• [RECORDS FOR THE EXERCISE]
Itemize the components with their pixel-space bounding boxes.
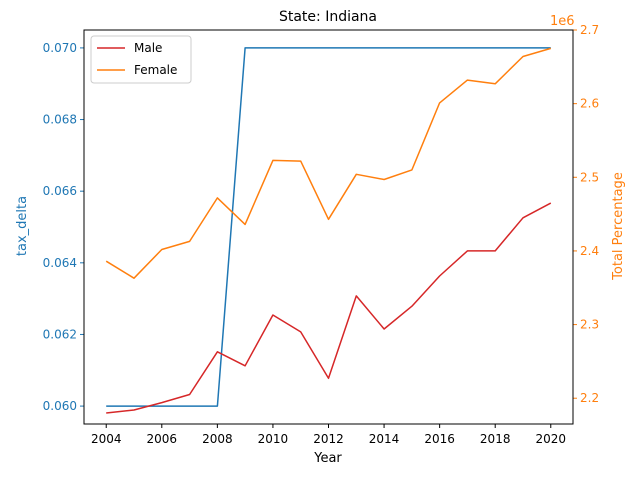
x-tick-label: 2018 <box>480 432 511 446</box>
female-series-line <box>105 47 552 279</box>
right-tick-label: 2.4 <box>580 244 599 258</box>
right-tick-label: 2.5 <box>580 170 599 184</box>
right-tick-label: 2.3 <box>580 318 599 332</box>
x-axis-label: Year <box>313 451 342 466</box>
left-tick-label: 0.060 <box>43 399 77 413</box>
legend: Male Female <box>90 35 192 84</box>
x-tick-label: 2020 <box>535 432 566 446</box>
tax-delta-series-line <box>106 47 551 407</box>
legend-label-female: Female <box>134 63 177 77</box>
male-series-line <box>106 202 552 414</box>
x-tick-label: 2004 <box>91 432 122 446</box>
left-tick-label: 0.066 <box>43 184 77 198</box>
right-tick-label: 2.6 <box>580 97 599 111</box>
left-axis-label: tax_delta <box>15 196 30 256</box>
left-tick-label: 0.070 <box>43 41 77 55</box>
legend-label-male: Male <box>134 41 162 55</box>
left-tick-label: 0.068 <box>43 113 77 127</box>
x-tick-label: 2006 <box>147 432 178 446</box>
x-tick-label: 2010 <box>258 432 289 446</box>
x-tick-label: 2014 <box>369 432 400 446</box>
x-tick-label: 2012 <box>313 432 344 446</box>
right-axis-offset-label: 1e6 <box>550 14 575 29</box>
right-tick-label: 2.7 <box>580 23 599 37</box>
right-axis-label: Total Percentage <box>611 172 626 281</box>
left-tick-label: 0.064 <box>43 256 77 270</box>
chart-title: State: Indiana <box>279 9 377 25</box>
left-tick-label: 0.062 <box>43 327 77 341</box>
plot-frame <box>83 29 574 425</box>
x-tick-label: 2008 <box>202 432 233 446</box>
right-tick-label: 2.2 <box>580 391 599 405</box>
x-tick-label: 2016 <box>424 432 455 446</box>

==

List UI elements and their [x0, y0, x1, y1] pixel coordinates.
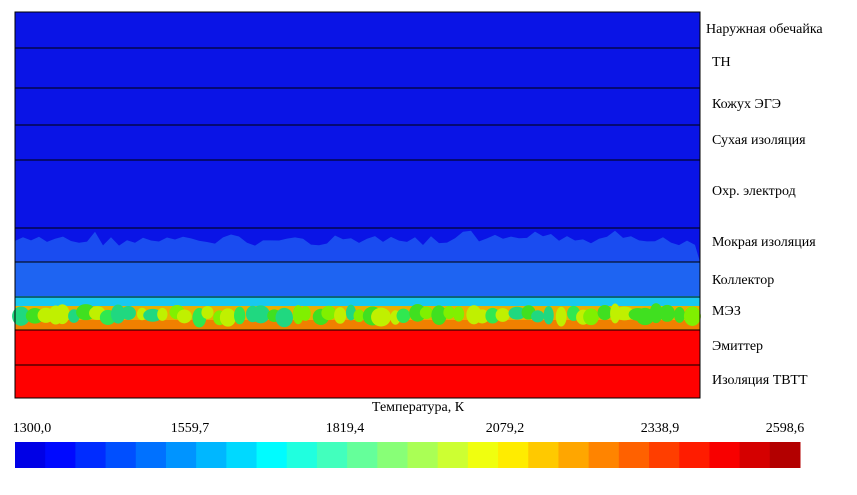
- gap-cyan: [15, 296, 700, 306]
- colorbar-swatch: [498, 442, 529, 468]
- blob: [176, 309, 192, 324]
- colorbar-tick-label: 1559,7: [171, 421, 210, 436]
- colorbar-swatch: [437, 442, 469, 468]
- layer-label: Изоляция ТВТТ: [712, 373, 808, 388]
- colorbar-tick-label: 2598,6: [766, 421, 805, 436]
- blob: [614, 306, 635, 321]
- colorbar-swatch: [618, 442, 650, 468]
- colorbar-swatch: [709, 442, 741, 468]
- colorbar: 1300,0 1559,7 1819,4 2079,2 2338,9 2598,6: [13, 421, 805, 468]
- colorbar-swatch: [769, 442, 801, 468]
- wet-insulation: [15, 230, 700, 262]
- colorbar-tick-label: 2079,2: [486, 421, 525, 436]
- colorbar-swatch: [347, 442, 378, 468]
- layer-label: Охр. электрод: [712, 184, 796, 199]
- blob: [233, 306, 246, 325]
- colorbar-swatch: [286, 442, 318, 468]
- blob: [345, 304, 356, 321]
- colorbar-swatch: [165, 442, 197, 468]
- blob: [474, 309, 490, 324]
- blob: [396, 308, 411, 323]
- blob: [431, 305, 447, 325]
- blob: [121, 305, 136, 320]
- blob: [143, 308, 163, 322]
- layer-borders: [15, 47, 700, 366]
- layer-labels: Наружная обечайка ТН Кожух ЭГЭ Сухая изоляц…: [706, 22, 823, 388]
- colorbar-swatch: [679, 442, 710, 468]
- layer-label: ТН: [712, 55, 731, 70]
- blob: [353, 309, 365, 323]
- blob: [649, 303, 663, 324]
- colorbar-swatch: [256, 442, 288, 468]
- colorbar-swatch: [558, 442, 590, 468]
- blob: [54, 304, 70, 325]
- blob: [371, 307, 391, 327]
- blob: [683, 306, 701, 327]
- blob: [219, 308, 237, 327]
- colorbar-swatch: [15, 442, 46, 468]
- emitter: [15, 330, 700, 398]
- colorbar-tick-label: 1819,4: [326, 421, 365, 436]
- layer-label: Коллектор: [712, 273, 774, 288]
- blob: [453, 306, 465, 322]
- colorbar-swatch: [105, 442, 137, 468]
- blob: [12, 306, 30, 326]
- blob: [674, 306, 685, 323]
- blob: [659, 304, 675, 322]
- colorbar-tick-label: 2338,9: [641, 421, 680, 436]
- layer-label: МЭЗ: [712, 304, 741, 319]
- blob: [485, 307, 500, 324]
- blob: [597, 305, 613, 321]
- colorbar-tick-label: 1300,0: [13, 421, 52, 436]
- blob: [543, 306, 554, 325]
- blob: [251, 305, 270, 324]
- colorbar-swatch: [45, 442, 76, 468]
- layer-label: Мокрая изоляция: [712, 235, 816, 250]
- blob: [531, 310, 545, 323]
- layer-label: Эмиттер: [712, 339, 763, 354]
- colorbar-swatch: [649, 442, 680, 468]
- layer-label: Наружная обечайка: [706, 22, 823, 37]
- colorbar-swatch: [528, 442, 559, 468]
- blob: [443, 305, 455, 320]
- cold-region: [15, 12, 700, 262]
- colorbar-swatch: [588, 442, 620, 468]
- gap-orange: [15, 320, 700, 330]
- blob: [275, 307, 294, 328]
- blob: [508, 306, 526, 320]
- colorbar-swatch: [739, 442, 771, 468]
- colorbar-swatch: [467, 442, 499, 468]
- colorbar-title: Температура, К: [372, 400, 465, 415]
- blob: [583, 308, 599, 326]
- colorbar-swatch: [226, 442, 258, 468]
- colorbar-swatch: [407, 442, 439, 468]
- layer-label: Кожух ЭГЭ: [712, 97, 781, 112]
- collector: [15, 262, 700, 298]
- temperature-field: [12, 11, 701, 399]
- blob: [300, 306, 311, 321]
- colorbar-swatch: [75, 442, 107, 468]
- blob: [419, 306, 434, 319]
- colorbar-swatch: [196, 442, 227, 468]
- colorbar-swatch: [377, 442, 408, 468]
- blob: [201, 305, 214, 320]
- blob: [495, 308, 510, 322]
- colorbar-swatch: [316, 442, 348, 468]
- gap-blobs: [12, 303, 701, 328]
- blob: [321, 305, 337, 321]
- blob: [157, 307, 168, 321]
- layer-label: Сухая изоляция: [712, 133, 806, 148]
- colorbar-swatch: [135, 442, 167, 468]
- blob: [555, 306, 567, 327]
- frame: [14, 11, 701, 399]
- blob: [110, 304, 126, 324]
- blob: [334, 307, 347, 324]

• [TASK DIRECTIONS] Rewrite the entries from the line containing "x-tick-label: 2018 <box>480 432 511 446</box>" through the line containing "right-tick-label: 2.3 <box>580", inclusive, replacing "right-tick-label" with "secondary-tick-label" and leaving everything else unchanged.

• [CORRECT RESULT]
x-tick-label: 2018 <box>480 432 511 446</box>
female-series-line <box>105 47 552 279</box>
secondary-tick-label: 2.4 <box>580 244 599 258</box>
secondary-tick-label: 2.5 <box>580 170 599 184</box>
secondary-tick-label: 2.3 <box>580 318 599 332</box>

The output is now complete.